--- START OF RECORD EXTRACTS ---
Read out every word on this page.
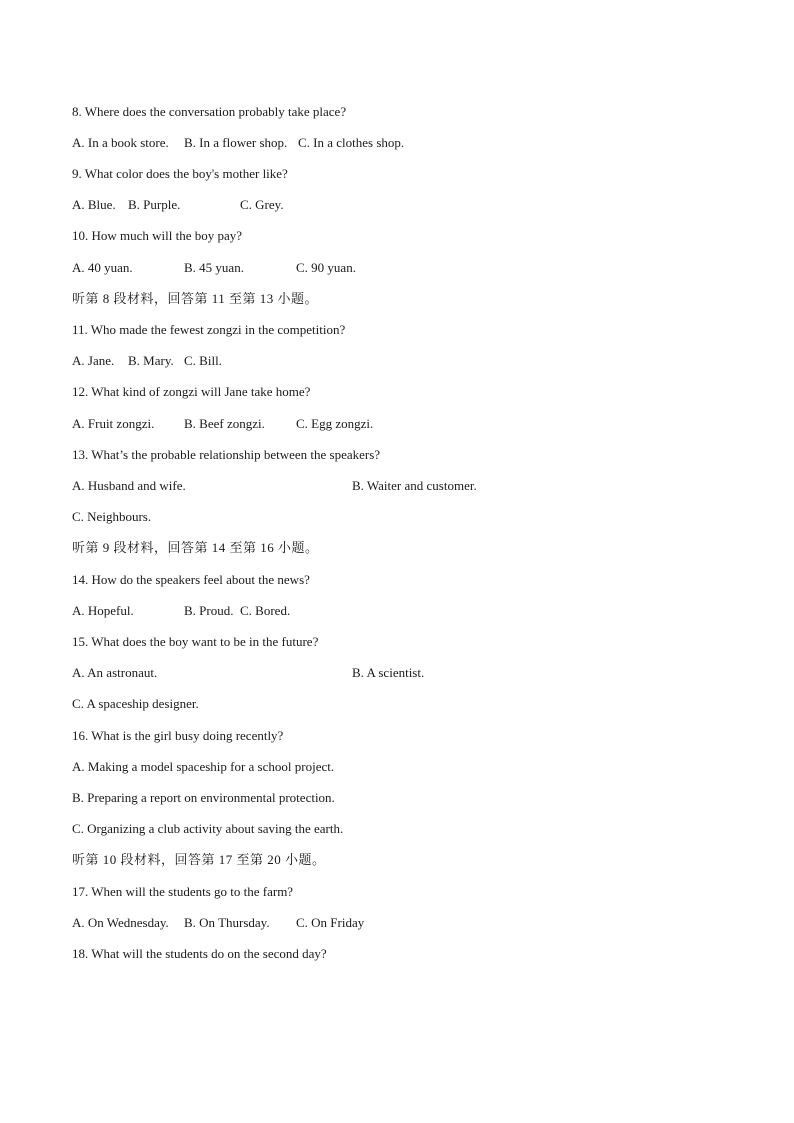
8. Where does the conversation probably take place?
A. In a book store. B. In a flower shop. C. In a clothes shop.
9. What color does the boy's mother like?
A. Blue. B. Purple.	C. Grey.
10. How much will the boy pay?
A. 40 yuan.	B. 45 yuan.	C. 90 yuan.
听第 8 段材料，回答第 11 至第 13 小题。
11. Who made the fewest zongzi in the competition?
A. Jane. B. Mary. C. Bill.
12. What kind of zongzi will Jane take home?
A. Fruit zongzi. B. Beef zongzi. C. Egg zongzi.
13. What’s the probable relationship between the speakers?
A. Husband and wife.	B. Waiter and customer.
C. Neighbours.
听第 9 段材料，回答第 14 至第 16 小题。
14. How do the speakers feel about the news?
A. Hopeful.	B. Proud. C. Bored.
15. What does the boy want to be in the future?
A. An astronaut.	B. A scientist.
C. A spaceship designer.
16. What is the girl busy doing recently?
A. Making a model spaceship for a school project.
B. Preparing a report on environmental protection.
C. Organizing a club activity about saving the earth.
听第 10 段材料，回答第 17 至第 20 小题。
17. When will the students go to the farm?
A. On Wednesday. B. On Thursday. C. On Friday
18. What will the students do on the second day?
--- END OF RECORD EXTRACTS ---
→ THE PROBLEM
Every record gets retyped exactly; no picture goes into the copy.

→ WRITTEN SOLUTION
Read out every word on this page.
8. Where does the conversation probably take place?
A. In a book store. B. In a flower shop. C. In a clothes shop.
9. What color does the boy's mother like?
A. Blue. B. Purple.	C. Grey.
10. How much will the boy pay?
A. 40 yuan.	B. 45 yuan.	C. 90 yuan.
听第 8 段材料，回答第 11 至第 13 小题。
11. Who made the fewest zongzi in the competition?
A. Jane. B. Mary. C. Bill.
12. What kind of zongzi will Jane take home?
A. Fruit zongzi. B. Beef zongzi. C. Egg zongzi.
13. What’s the probable relationship between the speakers?
A. Husband and wife.	B. Waiter and customer.
C. Neighbours.
听第 9 段材料，回答第 14 至第 16 小题。
14. How do the speakers feel about the news?
A. Hopeful.	B. Proud. C. Bored.
15. What does the boy want to be in the future?
A. An astronaut.	B. A scientist.
C. A spaceship designer.
16. What is the girl busy doing recently?
A. Making a model spaceship for a school project.
B. Preparing a report on environmental protection.
C. Organizing a club activity about saving the earth.
听第 10 段材料，回答第 17 至第 20 小题。
17. When will the students go to the farm?
A. On Wednesday. B. On Thursday. C. On Friday
18. What will the students do on the second day?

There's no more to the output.